- _Directions for this task_:
From the entries below, pull out each line where "What" appears.

- _Exercise material_:

'''

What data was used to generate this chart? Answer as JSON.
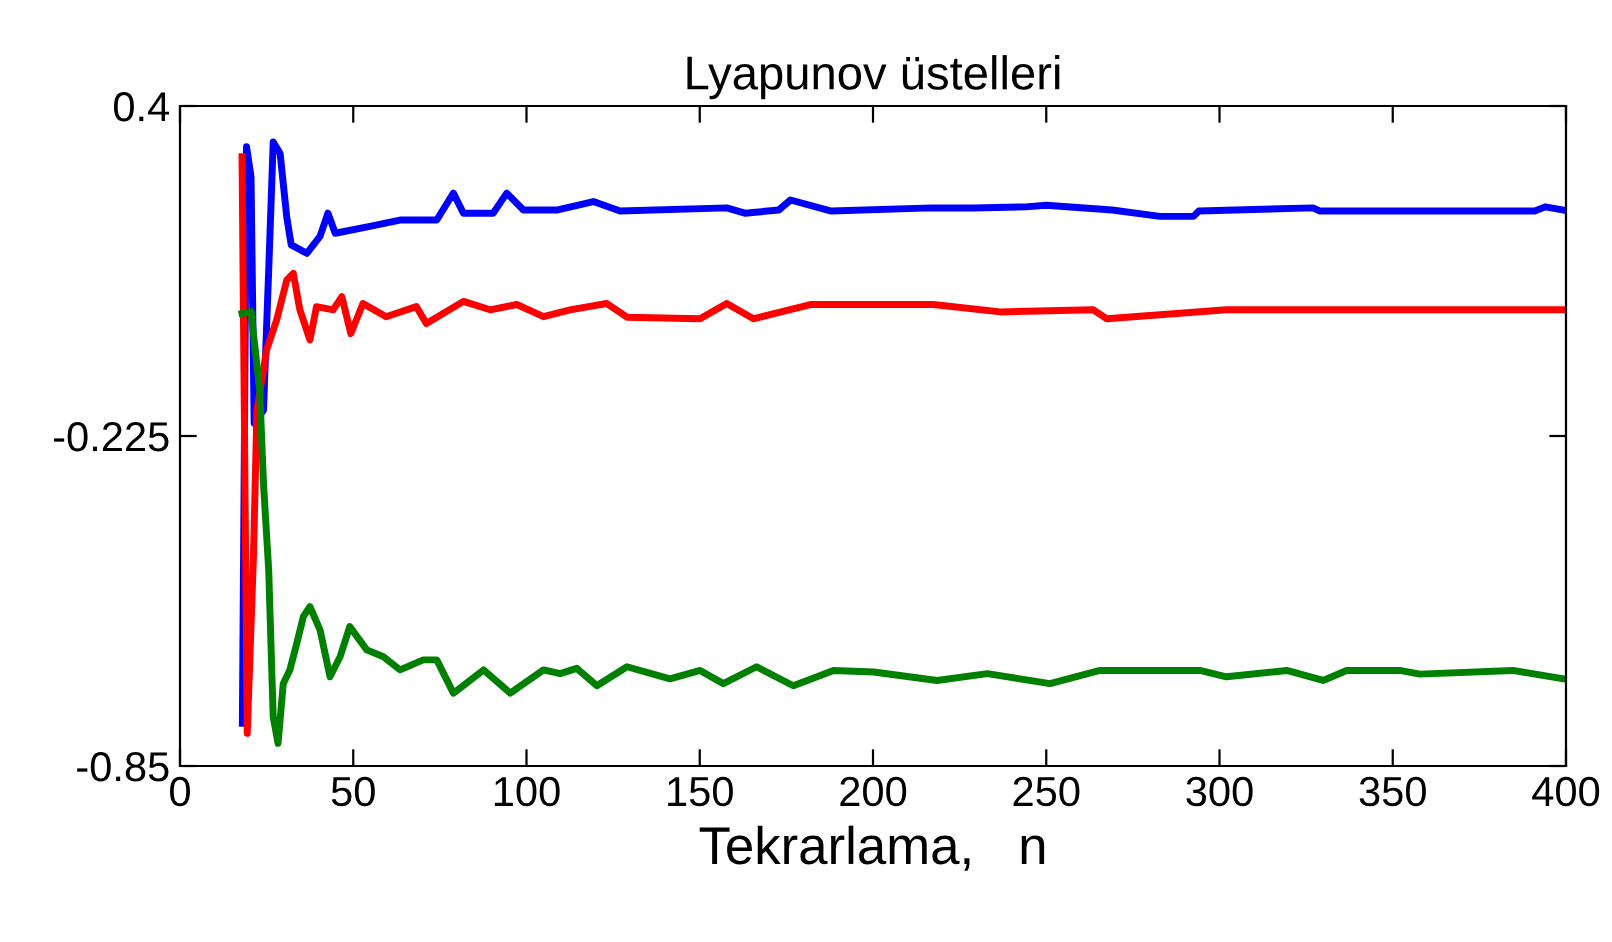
{
  "chart_data": {
    "type": "line",
    "title": "Lyapunov üstelleri",
    "xlabel": "Tekrarlama,   n",
    "xlim": [
      0,
      400
    ],
    "ylim": [
      -0.85,
      0.4
    ],
    "xticks": [
      0,
      50,
      100,
      150,
      200,
      250,
      300,
      350,
      400
    ],
    "yticks": [
      0.4,
      -0.225,
      -0.85
    ],
    "grid": false,
    "legend": false,
    "marker": "none",
    "line_style": "solid",
    "series": [
      {
        "color": "#0000ff",
        "x": [
          18,
          19.2,
          20.5,
          21.4,
          24.1,
          25.6,
          26.9,
          28.9,
          30.8,
          32.1,
          36.6,
          40.4,
          42.7,
          44.8,
          54.8,
          63.5,
          74.1,
          78.9,
          81.8,
          90.4,
          94.3,
          99.1,
          108.7,
          119.3,
          127,
          157.8,
          163,
          172.8,
          176.2,
          188,
          217,
          228.9,
          244,
          250,
          269,
          282.8,
          292.5,
          294,
          327,
          329,
          391,
          394,
          399.3
        ],
        "values": [
          -0.769,
          0.323,
          0.266,
          -0.201,
          -0.176,
          0.089,
          0.332,
          0.31,
          0.19,
          0.137,
          0.121,
          0.153,
          0.197,
          0.159,
          0.172,
          0.184,
          0.184,
          0.235,
          0.197,
          0.197,
          0.235,
          0.203,
          0.203,
          0.219,
          0.201,
          0.207,
          0.197,
          0.203,
          0.222,
          0.201,
          0.207,
          0.207,
          0.209,
          0.212,
          0.203,
          0.191,
          0.191,
          0.201,
          0.207,
          0.201,
          0.201,
          0.209,
          0.203
        ]
      },
      {
        "color": "#ff0000",
        "x": [
          17.9,
          19.4,
          21.2,
          22.2,
          25,
          27.9,
          30.8,
          32.7,
          34.6,
          37.5,
          39.4,
          44.2,
          46.7,
          49.3,
          52.8,
          59.5,
          68.2,
          71.1,
          81.8,
          89.5,
          97.2,
          104.9,
          112.6,
          123.1,
          129,
          150.1,
          157.8,
          165.5,
          181.9,
          217.4,
          236.7,
          263.6,
          267.5,
          302,
          399.3
        ],
        "values": [
          0.304,
          -0.788,
          -0.453,
          -0.176,
          -0.062,
          -0.005,
          0.07,
          0.083,
          0.014,
          -0.043,
          0.02,
          0.014,
          0.039,
          -0.031,
          0.026,
          0.001,
          0.02,
          -0.012,
          0.03,
          0.014,
          0.024,
          0.001,
          0.014,
          0.026,
          0.0,
          -0.003,
          0.026,
          -0.003,
          0.024,
          0.024,
          0.01,
          0.014,
          -0.003,
          0.014,
          0.014
        ]
      },
      {
        "color": "#008000",
        "x": [
          17.9,
          20.5,
          23,
          24.1,
          25.6,
          26.9,
          28.3,
          29.8,
          31.7,
          33.7,
          35.6,
          37.5,
          40.4,
          43.3,
          46.2,
          49,
          53.9,
          58.7,
          63.5,
          70.2,
          74.1,
          78.9,
          87.6,
          95.3,
          104.9,
          109.7,
          114.5,
          120.3,
          129,
          141.4,
          150.1,
          156.8,
          166.4,
          177,
          188.6,
          200.2,
          218.5,
          233,
          251.1,
          265.5,
          294.4,
          302,
          319.4,
          329.9,
          336.7,
          352,
          357.8,
          384.7,
          399.3
        ],
        "values": [
          0.007,
          0.011,
          -0.138,
          -0.315,
          -0.479,
          -0.757,
          -0.807,
          -0.694,
          -0.668,
          -0.618,
          -0.567,
          -0.548,
          -0.592,
          -0.681,
          -0.643,
          -0.586,
          -0.63,
          -0.643,
          -0.668,
          -0.649,
          -0.649,
          -0.712,
          -0.668,
          -0.712,
          -0.668,
          -0.675,
          -0.665,
          -0.698,
          -0.662,
          -0.685,
          -0.669,
          -0.694,
          -0.662,
          -0.698,
          -0.669,
          -0.672,
          -0.688,
          -0.675,
          -0.694,
          -0.669,
          -0.669,
          -0.681,
          -0.669,
          -0.688,
          -0.669,
          -0.669,
          -0.676,
          -0.669,
          -0.685
        ]
      }
    ]
  }
}
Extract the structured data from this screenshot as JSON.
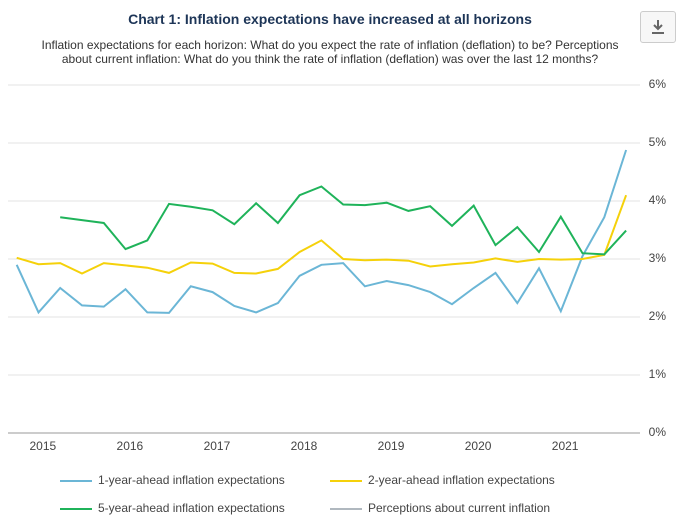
{
  "chart_data": {
    "type": "line",
    "title": "Chart 1: Inflation expectations have increased at all horizons",
    "subtitle": "Inflation expectations for each horizon: What do you expect the rate of inflation (deflation) to be? Perceptions about current inflation: What do you think the rate of inflation (deflation) was over the last 12 months?",
    "x": [
      2015,
      2015.25,
      2015.5,
      2015.75,
      2016,
      2016.25,
      2016.5,
      2016.75,
      2017,
      2017.25,
      2017.5,
      2017.75,
      2018,
      2018.25,
      2018.5,
      2018.75,
      2019,
      2019.25,
      2019.5,
      2019.75,
      2020,
      2020.25,
      2020.5,
      2020.75,
      2021,
      2021.25,
      2021.5,
      2021.75,
      2022
    ],
    "series": [
      {
        "name": "1-year-ahead inflation expectations",
        "color": "#6bb6d6",
        "values": [
          2.9,
          2.08,
          2.5,
          2.2,
          2.18,
          2.48,
          2.08,
          2.07,
          2.53,
          2.43,
          2.19,
          2.08,
          2.24,
          2.71,
          2.9,
          2.93,
          2.53,
          2.62,
          2.55,
          2.43,
          2.22,
          2.5,
          2.76,
          2.24,
          2.84,
          2.1,
          3.05,
          3.72,
          4.88
        ]
      },
      {
        "name": "2-year-ahead inflation expectations",
        "color": "#f5d10a",
        "values": [
          3.02,
          2.91,
          2.93,
          2.75,
          2.93,
          2.89,
          2.85,
          2.76,
          2.94,
          2.92,
          2.76,
          2.75,
          2.83,
          3.12,
          3.32,
          3.0,
          2.98,
          2.99,
          2.97,
          2.87,
          2.91,
          2.94,
          3.01,
          2.95,
          3.0,
          2.99,
          3.0,
          3.07,
          4.1
        ]
      },
      {
        "name": "5-year-ahead inflation expectations",
        "color": "#1fb35a",
        "values": [
          null,
          null,
          3.72,
          3.67,
          3.62,
          3.17,
          3.32,
          3.95,
          3.9,
          3.84,
          3.6,
          3.96,
          3.62,
          4.1,
          4.25,
          3.94,
          3.93,
          3.97,
          3.83,
          3.91,
          3.57,
          3.92,
          3.24,
          3.55,
          3.12,
          3.73,
          3.1,
          3.08,
          3.49
        ]
      },
      {
        "name": "Perceptions about current inflation",
        "color": "#b0b8bf",
        "hidden": true,
        "values": [
          null,
          null,
          null,
          null,
          null,
          null,
          null,
          null,
          null,
          null,
          null,
          null,
          null,
          null,
          null,
          null,
          null,
          null,
          null,
          null,
          null,
          null,
          null,
          null,
          null,
          null,
          null,
          null,
          null
        ]
      }
    ],
    "xlim": [
      2014.9,
      2022.16
    ],
    "xticks": [
      {
        "value": 2015.3,
        "label": "2015"
      },
      {
        "value": 2016.3,
        "label": "2016"
      },
      {
        "value": 2017.3,
        "label": "2017"
      },
      {
        "value": 2018.3,
        "label": "2018"
      },
      {
        "value": 2019.3,
        "label": "2019"
      },
      {
        "value": 2020.3,
        "label": "2020"
      },
      {
        "value": 2021.3,
        "label": "2021"
      }
    ],
    "ylim": [
      0,
      6
    ],
    "yticks": [
      {
        "value": 0,
        "label": "0%"
      },
      {
        "value": 1,
        "label": "1%"
      },
      {
        "value": 2,
        "label": "2%"
      },
      {
        "value": 3,
        "label": "3%"
      },
      {
        "value": 4,
        "label": "4%"
      },
      {
        "value": 5,
        "label": "5%"
      },
      {
        "value": 6,
        "label": "6%"
      }
    ],
    "grid": true,
    "legend": "bottom"
  }
}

'''

- _Written response_:
What data was used to generate this chart? Answer as JSON.
    "subtitle": "Inflation expectations for each horizon: What do you expect the rate of inflation (deflation) to be? Perceptions about current inflation: What do you think the rate of inflation (deflation) was over the last 12 months?",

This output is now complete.